> _The data_

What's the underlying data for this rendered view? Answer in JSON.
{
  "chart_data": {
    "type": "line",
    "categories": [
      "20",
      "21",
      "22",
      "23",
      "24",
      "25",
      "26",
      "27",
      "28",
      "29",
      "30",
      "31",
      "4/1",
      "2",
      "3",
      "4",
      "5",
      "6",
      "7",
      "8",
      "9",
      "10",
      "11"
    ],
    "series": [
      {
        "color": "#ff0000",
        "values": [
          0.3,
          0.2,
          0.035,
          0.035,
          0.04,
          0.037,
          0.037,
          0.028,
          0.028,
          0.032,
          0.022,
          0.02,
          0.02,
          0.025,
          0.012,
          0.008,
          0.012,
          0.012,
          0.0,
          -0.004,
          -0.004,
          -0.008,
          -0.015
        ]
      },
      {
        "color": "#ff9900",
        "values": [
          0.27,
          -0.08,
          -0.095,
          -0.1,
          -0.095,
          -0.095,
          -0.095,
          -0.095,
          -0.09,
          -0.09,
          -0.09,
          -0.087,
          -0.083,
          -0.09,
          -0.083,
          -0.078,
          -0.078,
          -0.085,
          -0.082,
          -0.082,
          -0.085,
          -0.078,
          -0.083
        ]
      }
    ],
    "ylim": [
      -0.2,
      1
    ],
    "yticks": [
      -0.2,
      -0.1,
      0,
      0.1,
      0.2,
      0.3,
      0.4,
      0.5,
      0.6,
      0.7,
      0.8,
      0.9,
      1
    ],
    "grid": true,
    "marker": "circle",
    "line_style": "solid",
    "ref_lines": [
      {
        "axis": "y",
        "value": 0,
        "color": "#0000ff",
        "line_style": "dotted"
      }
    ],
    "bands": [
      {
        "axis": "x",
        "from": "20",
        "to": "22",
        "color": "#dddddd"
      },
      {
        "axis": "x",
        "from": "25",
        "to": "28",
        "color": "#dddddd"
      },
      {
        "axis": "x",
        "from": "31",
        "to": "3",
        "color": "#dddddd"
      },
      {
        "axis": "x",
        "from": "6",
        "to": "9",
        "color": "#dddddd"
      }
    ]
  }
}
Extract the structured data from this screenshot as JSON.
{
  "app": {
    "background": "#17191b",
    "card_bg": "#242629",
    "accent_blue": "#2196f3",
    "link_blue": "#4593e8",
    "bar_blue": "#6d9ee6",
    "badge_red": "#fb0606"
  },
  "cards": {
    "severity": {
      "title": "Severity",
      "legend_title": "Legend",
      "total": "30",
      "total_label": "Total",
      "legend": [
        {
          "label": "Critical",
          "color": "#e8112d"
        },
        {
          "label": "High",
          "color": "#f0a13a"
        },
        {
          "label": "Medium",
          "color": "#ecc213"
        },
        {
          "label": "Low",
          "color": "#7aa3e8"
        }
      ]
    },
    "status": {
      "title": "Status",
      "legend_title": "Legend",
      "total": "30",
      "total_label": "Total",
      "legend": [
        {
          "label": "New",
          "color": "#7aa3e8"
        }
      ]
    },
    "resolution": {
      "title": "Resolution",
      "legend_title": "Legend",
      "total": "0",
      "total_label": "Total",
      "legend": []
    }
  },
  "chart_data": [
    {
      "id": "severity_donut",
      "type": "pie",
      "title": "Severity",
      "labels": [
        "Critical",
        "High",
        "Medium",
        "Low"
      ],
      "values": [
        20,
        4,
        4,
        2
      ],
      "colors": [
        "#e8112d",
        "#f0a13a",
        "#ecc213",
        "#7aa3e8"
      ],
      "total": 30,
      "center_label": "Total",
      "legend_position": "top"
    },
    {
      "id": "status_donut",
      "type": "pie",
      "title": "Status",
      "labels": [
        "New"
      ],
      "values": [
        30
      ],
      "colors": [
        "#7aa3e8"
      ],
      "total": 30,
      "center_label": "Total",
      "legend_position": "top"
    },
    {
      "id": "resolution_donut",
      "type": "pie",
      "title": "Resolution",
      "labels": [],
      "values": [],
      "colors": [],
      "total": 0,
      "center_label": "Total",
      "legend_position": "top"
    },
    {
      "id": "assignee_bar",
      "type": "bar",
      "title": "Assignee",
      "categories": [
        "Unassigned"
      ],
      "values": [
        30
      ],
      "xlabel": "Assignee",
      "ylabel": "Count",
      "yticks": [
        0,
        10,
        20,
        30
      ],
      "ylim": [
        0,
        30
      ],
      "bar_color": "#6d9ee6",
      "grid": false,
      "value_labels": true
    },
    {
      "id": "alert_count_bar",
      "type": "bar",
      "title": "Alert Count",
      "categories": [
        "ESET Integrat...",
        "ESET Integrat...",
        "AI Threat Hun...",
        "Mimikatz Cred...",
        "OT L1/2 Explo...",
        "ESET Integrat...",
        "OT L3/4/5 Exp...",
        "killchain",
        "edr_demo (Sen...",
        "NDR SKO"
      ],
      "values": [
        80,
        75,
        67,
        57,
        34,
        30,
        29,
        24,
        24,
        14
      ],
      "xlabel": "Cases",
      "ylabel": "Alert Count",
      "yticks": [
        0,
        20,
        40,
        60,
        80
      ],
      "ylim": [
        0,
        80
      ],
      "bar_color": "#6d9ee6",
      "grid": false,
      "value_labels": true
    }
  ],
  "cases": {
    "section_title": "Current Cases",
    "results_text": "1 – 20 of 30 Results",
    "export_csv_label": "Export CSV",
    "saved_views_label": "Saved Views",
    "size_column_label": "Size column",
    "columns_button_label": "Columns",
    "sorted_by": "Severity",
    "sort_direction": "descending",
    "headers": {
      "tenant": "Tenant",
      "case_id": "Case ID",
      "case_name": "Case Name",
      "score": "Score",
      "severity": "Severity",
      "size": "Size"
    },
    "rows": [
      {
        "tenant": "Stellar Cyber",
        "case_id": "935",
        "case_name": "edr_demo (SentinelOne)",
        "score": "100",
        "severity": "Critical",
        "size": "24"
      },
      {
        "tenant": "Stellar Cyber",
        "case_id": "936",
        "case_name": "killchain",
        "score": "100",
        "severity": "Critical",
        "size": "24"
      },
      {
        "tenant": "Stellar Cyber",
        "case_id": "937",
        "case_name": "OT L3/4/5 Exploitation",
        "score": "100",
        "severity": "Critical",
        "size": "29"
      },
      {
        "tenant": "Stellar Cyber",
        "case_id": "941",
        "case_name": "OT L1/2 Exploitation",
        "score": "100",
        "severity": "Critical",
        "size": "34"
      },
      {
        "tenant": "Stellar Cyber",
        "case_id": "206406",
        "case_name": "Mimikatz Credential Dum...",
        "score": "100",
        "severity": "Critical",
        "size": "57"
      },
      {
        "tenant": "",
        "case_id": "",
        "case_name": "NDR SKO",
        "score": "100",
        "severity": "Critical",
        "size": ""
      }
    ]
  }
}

> _Requirements_
Output each record precisely as given.

> _Exercise output_
What's the underlying data for this rendered view? Answer in JSON.
{
  "chart_data": {
    "type": "line",
    "categories": [
      "20",
      "21",
      "22",
      "23",
      "24",
      "25",
      "26",
      "27",
      "28",
      "29",
      "30",
      "31",
      "4/1",
      "2",
      "3",
      "4",
      "5",
      "6",
      "7",
      "8",
      "9",
      "10",
      "11"
    ],
    "series": [
      {
        "color": "#ff0000",
        "values": [
          0.3,
          0.2,
          0.035,
          0.035,
          0.04,
          0.037,
          0.037,
          0.028,
          0.028,
          0.032,
          0.022,
          0.02,
          0.02,
          0.025,
          0.012,
          0.008,
          0.012,
          0.012,
          0.0,
          -0.004,
          -0.004,
          -0.008,
          -0.015
        ]
      },
      {
        "color": "#ff9900",
        "values": [
          0.27,
          -0.08,
          -0.095,
          -0.1,
          -0.095,
          -0.095,
          -0.095,
          -0.095,
          -0.09,
          -0.09,
          -0.09,
          -0.087,
          -0.083,
          -0.09,
          -0.083,
          -0.078,
          -0.078,
          -0.085,
          -0.082,
          -0.082,
          -0.085,
          -0.078,
          -0.083
        ]
      }
    ],
    "ylim": [
      -0.2,
      1
    ],
    "yticks": [
      -0.2,
      -0.1,
      0,
      0.1,
      0.2,
      0.3,
      0.4,
      0.5,
      0.6,
      0.7,
      0.8,
      0.9,
      1
    ],
    "grid": true,
    "marker": "circle",
    "line_style": "solid",
    "ref_lines": [
      {
        "axis": "y",
        "value": 0,
        "color": "#0000ff",
        "line_style": "dotted"
      }
    ],
    "bands": [
      {
        "axis": "x",
        "from": "20",
        "to": "22",
        "color": "#dddddd"
      },
      {
        "axis": "x",
        "from": "25",
        "to": "28",
        "color": "#dddddd"
      },
      {
        "axis": "x",
        "from": "31",
        "to": "3",
        "color": "#dddddd"
      },
      {
        "axis": "x",
        "from": "6",
        "to": "9",
        "color": "#dddddd"
      }
    ]
  }
}
Extract the structured data from this screenshot as JSON.
{
  "app": {
    "background": "#17191b",
    "card_bg": "#242629",
    "accent_blue": "#2196f3",
    "link_blue": "#4593e8",
    "bar_blue": "#6d9ee6",
    "badge_red": "#fb0606"
  },
  "cards": {
    "severity": {
      "title": "Severity",
      "legend_title": "Legend",
      "total": "30",
      "total_label": "Total",
      "legend": [
        {
          "label": "Critical",
          "color": "#e8112d"
        },
        {
          "label": "High",
          "color": "#f0a13a"
        },
        {
          "label": "Medium",
          "color": "#ecc213"
        },
        {
          "label": "Low",
          "color": "#7aa3e8"
        }
      ]
    },
    "status": {
      "title": "Status",
      "legend_title": "Legend",
      "total": "30",
      "total_label": "Total",
      "legend": [
        {
          "label": "New",
          "color": "#7aa3e8"
        }
      ]
    },
    "resolution": {
      "title": "Resolution",
      "legend_title": "Legend",
      "total": "0",
      "total_label": "Total",
      "legend": []
    }
  },
  "chart_data": [
    {
      "id": "severity_donut",
      "type": "pie",
      "title": "Severity",
      "labels": [
        "Critical",
        "High",
        "Medium",
        "Low"
      ],
      "values": [
        20,
        4,
        4,
        2
      ],
      "colors": [
        "#e8112d",
        "#f0a13a",
        "#ecc213",
        "#7aa3e8"
      ],
      "total": 30,
      "center_label": "Total",
      "legend_position": "top"
    },
    {
      "id": "status_donut",
      "type": "pie",
      "title": "Status",
      "labels": [
        "New"
      ],
      "values": [
        30
      ],
      "colors": [
        "#7aa3e8"
      ],
      "total": 30,
      "center_label": "Total",
      "legend_position": "top"
    },
    {
      "id": "resolution_donut",
      "type": "pie",
      "title": "Resolution",
      "labels": [],
      "values": [],
      "colors": [],
      "total": 0,
      "center_label": "Total",
      "legend_position": "top"
    },
    {
      "id": "assignee_bar",
      "type": "bar",
      "title": "Assignee",
      "categories": [
        "Unassigned"
      ],
      "values": [
        30
      ],
      "xlabel": "Assignee",
      "ylabel": "Count",
      "yticks": [
        0,
        10,
        20,
        30
      ],
      "ylim": [
        0,
        30
      ],
      "bar_color": "#6d9ee6",
      "grid": false,
      "value_labels": true
    },
    {
      "id": "alert_count_bar",
      "type": "bar",
      "title": "Alert Count",
      "categories": [
        "ESET Integrat...",
        "ESET Integrat...",
        "AI Threat Hun...",
        "Mimikatz Cred...",
        "OT L1/2 Explo...",
        "ESET Integrat...",
        "OT L3/4/5 Exp...",
        "killchain",
        "edr_demo (Sen...",
        "NDR SKO"
      ],
      "values": [
        80,
        75,
        67,
        57,
        34,
        30,
        29,
        24,
        24,
        14
      ],
      "xlabel": "Cases",
      "ylabel": "Alert Count",
      "yticks": [
        0,
        20,
        40,
        60,
        80
      ],
      "ylim": [
        0,
        80
      ],
      "bar_color": "#6d9ee6",
      "grid": false,
      "value_labels": true
    }
  ],
  "cases": {
    "section_title": "Current Cases",
    "results_text": "1 – 20 of 30 Results",
    "export_csv_label": "Export CSV",
    "saved_views_label": "Saved Views",
    "size_column_label": "Size column",
    "columns_button_label": "Columns",
    "sorted_by": "Severity",
    "sort_direction": "descending",
    "headers": {
      "tenant": "Tenant",
      "case_id": "Case ID",
      "case_name": "Case Name",
      "score": "Score",
      "severity": "Severity",
      "size": "Size"
    },
    "rows": [
      {
        "tenant": "Stellar Cyber",
        "case_id": "935",
        "case_name": "edr_demo (SentinelOne)",
        "score": "100",
        "severity": "Critical",
        "size": "24"
      },
      {
        "tenant": "Stellar Cyber",
        "case_id": "936",
        "case_name": "killchain",
        "score": "100",
        "severity": "Critical",
        "size": "24"
      },
      {
        "tenant": "Stellar Cyber",
        "case_id": "937",
        "case_name": "OT L3/4/5 Exploitation",
        "score": "100",
        "severity": "Critical",
        "size": "29"
      },
      {
        "tenant": "Stellar Cyber",
        "case_id": "941",
        "case_name": "OT L1/2 Exploitation",
        "score": "100",
        "severity": "Critical",
        "size": "34"
      },
      {
        "tenant": "Stellar Cyber",
        "case_id": "206406",
        "case_name": "Mimikatz Credential Dum...",
        "score": "100",
        "severity": "Critical",
        "size": "57"
      },
      {
        "tenant": "",
        "case_id": "",
        "case_name": "NDR SKO",
        "score": "100",
        "severity": "Critical",
        "size": ""
      }
    ]
  }
}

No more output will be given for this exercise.